▶ **Extracted text**
>> start

The Golden State Warriors are very much a team in flux right now.
Management issues seem to be the main problem for the Warriors. Who is really making the basketball decisions? GM Larry Riley, coach Don Nelson, or team president Robert Rowell? Does the team want to get better or slash payroll? And, looming over everything, how much longer is Chris Cohan going to be the majority owner?
With all these off the court issues, the actual roster and performance of the team often get overlooked.
But, if the Warriors really want to become a competitive team (admittedly a big "if"), what steps would they take?
Coming to any conclusions about the dubs roster is difficult since injuries have prevented the full roster from ever coalescing into a legitimate team, and Nelson is an unconventional coach whose style of play is so whacky that it skews the perceptions one has of his players. These are factors that you have to keep in mind when evaluating the players on the team.

>> end

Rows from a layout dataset
>> start

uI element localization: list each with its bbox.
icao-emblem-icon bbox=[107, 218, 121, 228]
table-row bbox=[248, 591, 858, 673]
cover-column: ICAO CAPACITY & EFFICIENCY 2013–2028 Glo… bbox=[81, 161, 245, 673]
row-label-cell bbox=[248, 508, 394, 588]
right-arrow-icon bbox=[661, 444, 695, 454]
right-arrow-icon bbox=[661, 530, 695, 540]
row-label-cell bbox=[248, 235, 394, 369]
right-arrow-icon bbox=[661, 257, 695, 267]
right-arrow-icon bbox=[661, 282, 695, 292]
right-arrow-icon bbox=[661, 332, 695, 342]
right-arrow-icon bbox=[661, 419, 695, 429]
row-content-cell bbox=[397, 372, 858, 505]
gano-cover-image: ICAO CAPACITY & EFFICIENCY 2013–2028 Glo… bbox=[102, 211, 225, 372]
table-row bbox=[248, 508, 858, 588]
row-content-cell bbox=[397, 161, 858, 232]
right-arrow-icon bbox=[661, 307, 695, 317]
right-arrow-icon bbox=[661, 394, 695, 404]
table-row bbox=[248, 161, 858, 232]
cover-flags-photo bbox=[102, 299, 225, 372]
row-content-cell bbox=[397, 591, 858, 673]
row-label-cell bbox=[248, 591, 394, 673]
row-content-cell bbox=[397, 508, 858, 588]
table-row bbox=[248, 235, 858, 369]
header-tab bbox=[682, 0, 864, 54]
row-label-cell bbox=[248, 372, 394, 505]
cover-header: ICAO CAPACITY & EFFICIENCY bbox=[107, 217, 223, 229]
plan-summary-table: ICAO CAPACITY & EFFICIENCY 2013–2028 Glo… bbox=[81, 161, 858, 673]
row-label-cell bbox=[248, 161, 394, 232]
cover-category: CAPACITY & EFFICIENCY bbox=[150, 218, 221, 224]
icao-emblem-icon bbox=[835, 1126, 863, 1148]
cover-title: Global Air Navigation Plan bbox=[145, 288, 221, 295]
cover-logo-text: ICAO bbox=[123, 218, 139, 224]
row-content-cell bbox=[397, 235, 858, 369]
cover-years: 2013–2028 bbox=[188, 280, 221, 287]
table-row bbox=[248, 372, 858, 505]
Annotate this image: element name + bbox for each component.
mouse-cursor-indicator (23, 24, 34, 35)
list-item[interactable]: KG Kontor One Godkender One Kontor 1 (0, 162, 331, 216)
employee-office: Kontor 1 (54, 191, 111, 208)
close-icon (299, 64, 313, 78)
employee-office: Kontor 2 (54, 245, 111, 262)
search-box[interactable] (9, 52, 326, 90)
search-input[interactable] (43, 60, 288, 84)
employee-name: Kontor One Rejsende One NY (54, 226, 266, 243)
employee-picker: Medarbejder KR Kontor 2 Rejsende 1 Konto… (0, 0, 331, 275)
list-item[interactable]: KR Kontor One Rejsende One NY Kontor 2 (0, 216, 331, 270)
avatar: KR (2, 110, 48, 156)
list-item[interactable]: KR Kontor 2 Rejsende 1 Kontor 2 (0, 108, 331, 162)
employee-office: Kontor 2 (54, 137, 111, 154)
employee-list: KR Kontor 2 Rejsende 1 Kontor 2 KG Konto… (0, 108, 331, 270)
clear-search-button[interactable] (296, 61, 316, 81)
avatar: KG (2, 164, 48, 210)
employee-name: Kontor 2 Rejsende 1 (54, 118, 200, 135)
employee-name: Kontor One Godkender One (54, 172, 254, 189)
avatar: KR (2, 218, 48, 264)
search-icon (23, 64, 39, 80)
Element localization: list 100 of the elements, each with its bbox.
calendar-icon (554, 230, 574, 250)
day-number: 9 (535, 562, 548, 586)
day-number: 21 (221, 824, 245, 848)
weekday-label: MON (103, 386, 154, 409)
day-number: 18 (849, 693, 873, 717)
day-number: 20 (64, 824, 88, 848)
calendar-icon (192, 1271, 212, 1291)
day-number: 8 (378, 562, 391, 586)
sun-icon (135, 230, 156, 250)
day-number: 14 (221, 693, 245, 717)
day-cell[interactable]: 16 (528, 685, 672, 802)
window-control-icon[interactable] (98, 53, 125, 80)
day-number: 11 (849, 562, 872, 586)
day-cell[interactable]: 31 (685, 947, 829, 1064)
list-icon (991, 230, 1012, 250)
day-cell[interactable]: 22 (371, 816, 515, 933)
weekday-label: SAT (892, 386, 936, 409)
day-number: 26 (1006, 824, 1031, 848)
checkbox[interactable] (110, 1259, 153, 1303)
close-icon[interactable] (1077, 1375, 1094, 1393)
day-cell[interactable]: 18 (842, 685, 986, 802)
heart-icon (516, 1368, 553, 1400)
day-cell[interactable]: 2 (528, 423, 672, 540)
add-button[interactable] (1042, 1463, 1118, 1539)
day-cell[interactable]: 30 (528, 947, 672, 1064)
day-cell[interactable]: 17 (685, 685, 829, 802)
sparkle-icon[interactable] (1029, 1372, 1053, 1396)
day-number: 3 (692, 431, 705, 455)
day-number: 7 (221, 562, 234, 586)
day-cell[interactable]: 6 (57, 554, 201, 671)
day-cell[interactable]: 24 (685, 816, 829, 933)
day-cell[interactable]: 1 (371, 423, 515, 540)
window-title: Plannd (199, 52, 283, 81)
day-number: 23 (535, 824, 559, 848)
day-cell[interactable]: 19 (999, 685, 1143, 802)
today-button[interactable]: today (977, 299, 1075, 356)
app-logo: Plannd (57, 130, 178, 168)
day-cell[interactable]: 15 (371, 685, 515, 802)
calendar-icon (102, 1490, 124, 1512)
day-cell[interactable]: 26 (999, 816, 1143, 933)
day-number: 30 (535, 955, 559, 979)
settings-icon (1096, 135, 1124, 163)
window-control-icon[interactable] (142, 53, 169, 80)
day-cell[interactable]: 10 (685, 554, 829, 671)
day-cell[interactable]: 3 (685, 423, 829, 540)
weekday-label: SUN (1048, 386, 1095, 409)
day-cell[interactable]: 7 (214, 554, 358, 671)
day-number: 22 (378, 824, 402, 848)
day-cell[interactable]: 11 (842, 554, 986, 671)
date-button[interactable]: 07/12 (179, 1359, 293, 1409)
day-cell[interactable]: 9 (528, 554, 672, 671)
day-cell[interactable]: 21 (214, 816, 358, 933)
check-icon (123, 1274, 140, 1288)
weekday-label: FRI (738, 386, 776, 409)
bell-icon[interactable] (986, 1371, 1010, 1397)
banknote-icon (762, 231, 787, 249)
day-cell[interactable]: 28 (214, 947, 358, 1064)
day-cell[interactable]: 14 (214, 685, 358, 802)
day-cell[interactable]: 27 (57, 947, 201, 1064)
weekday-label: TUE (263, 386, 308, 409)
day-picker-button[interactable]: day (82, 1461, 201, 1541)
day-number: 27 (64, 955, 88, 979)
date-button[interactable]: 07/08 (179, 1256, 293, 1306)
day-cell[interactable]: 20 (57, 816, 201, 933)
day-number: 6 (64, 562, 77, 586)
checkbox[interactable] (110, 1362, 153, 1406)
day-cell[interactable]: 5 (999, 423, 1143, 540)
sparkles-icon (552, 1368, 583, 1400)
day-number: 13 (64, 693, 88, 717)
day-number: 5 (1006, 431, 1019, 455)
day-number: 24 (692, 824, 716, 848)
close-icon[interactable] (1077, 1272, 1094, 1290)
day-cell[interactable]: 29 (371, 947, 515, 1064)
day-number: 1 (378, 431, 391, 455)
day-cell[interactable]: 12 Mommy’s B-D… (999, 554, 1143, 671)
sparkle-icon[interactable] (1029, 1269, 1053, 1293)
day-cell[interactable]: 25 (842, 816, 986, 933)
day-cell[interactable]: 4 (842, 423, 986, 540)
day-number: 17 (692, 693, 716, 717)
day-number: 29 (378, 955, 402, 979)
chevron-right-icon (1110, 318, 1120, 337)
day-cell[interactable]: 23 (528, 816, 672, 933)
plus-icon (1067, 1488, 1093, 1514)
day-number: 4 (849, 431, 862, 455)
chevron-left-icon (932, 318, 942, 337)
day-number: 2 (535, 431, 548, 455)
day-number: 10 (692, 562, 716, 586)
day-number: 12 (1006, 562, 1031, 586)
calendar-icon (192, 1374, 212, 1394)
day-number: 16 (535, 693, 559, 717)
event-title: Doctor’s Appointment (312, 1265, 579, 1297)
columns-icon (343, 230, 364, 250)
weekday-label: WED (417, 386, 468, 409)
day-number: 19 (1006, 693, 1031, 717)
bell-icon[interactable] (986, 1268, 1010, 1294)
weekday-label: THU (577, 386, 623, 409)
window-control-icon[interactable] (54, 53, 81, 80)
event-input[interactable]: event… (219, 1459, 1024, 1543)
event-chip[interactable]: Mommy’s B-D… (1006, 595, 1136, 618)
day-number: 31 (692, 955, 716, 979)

>> end

▶ **Tasks for this exercise**
#1 Reproduce the passage about the Golden State Warriors, from "The Golden State" down to "the majority owner?".
#2 Write out every line of the records, from the start down to the line containing "row-label-cell bbox=[248, 161, 394, 232]".

▶ **Set of answers**
#1
The Golden State Warriors are very much a team in flux right now.
Management issues seem to be the main problem for the Warriors. Who is really making the basketball decisions? GM Larry Riley, coach Don Nelson, or team president Robert Rowell? Does the team want to get better or slash payroll? And, looming over everything, how much longer is Chris Cohan going to be the majority owner?

#2
uI element localization: list each with its bbox.
icao-emblem-icon bbox=[107, 218, 121, 228]
table-row bbox=[248, 591, 858, 673]
cover-column: ICAO CAPACITY & EFFICIENCY 2013–2028 Glo… bbox=[81, 161, 245, 673]
row-label-cell bbox=[248, 508, 394, 588]
right-arrow-icon bbox=[661, 444, 695, 454]
right-arrow-icon bbox=[661, 530, 695, 540]
row-label-cell bbox=[248, 235, 394, 369]
right-arrow-icon bbox=[661, 257, 695, 267]
right-arrow-icon bbox=[661, 282, 695, 292]
right-arrow-icon bbox=[661, 332, 695, 342]
right-arrow-icon bbox=[661, 419, 695, 429]
row-content-cell bbox=[397, 372, 858, 505]
gano-cover-image: ICAO CAPACITY & EFFICIENCY 2013–2028 Glo… bbox=[102, 211, 225, 372]
table-row bbox=[248, 508, 858, 588]
row-content-cell bbox=[397, 161, 858, 232]
right-arrow-icon bbox=[661, 307, 695, 317]
right-arrow-icon bbox=[661, 394, 695, 404]
table-row bbox=[248, 161, 858, 232]
cover-flags-photo bbox=[102, 299, 225, 372]
row-content-cell bbox=[397, 591, 858, 673]
row-label-cell bbox=[248, 591, 394, 673]
row-content-cell bbox=[397, 508, 858, 588]
table-row bbox=[248, 235, 858, 369]
header-tab bbox=[682, 0, 864, 54]
row-label-cell bbox=[248, 372, 394, 505]
cover-header: ICAO CAPACITY & EFFICIENCY bbox=[107, 217, 223, 229]
plan-summary-table: ICAO CAPACITY & EFFICIENCY 2013–2028 Glo… bbox=[81, 161, 858, 673]
row-label-cell bbox=[248, 161, 394, 232]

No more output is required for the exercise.